THE PROBLEM: Transcribe every line of the listing below without any deviation.
___ SUPPLIED ENTRIES
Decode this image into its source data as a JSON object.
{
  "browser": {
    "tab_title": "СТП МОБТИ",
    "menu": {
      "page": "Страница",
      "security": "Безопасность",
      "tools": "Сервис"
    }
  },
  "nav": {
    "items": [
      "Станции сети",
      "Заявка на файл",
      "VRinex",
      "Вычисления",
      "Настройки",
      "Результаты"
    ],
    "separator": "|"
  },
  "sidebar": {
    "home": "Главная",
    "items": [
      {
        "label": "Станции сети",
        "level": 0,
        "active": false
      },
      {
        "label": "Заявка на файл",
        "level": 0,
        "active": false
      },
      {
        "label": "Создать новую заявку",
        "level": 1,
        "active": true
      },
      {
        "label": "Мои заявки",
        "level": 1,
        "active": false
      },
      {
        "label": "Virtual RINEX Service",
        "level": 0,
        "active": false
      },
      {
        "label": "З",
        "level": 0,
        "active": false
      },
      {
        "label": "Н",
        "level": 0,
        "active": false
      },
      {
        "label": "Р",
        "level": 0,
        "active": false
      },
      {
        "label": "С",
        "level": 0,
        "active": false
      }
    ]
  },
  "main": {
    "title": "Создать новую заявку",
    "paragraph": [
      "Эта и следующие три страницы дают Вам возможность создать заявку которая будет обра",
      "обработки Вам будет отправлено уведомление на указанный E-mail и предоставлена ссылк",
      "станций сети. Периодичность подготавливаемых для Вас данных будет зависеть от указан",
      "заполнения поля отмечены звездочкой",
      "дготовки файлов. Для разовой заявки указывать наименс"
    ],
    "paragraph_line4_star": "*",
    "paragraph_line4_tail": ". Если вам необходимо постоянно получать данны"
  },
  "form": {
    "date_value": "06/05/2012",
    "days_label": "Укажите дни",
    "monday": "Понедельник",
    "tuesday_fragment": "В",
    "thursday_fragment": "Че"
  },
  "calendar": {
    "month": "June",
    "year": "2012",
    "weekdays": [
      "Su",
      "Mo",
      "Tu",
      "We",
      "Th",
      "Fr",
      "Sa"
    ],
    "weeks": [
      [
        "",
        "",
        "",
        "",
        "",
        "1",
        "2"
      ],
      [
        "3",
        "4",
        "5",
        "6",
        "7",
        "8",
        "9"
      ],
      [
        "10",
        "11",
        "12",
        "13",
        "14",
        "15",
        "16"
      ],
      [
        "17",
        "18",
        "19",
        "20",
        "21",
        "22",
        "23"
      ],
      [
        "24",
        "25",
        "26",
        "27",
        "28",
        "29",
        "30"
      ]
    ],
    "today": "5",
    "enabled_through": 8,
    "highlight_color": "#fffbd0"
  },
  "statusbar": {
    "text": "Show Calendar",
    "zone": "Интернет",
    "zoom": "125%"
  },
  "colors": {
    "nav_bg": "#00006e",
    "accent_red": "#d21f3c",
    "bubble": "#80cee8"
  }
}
______
THE REPLY:
Decode this image into its source data as a JSON object.
{
  "browser": {
    "tab_title": "СТП МОБТИ",
    "menu": {
      "page": "Страница",
      "security": "Безопасность",
      "tools": "Сервис"
    }
  },
  "nav": {
    "items": [
      "Станции сети",
      "Заявка на файл",
      "VRinex",
      "Вычисления",
      "Настройки",
      "Результаты"
    ],
    "separator": "|"
  },
  "sidebar": {
    "home": "Главная",
    "items": [
      {
        "label": "Станции сети",
        "level": 0,
        "active": false
      },
      {
        "label": "Заявка на файл",
        "level": 0,
        "active": false
      },
      {
        "label": "Создать новую заявку",
        "level": 1,
        "active": true
      },
      {
        "label": "Мои заявки",
        "level": 1,
        "active": false
      },
      {
        "label": "Virtual RINEX Service",
        "level": 0,
        "active": false
      },
      {
        "label": "З",
        "level": 0,
        "active": false
      },
      {
        "label": "Н",
        "level": 0,
        "active": false
      },
      {
        "label": "Р",
        "level": 0,
        "active": false
      },
      {
        "label": "С",
        "level": 0,
        "active": false
      }
    ]
  },
  "main": {
    "title": "Создать новую заявку",
    "paragraph": [
      "Эта и следующие три страницы дают Вам возможность создать заявку которая будет обра",
      "обработки Вам будет отправлено уведомление на указанный E-mail и предоставлена ссылк",
      "станций сети. Периодичность подготавливаемых для Вас данных будет зависеть от указан",
      "заполнения поля отмечены звездочкой",
      "дготовки файлов. Для разовой заявки указывать наименс"
    ],
    "paragraph_line4_star": "*",
    "paragraph_line4_tail": ". Если вам необходимо постоянно получать данны"
  },
  "form": {
    "date_value": "06/05/2012",
    "days_label": "Укажите дни",
    "monday": "Понедельник",
    "tuesday_fragment": "В",
    "thursday_fragment": "Че"
  },
  "calendar": {
    "month": "June",
    "year": "2012",
    "weekdays": [
      "Su",
      "Mo",
      "Tu",
      "We",
      "Th",
      "Fr",
      "Sa"
    ],
    "weeks": [
      [
        "",
        "",
        "",
        "",
        "",
        "1",
        "2"
      ],
      [
        "3",
        "4",
        "5",
        "6",
        "7",
        "8",
        "9"
      ],
      [
        "10",
        "11",
        "12",
        "13",
        "14",
        "15",
        "16"
      ],
      [
        "17",
        "18",
        "19",
        "20",
        "21",
        "22",
        "23"
      ],
      [
        "24",
        "25",
        "26",
        "27",
        "28",
        "29",
        "30"
      ]
    ],
    "today": "5",
    "enabled_through": 8,
    "highlight_color": "#fffbd0"
  },
  "statusbar": {
    "text": "Show Calendar",
    "zone": "Интернет",
    "zoom": "125%"
  },
  "colors": {
    "nav_bg": "#00006e",
    "accent_red": "#d21f3c",
    "bubble": "#80cee8"
  }
}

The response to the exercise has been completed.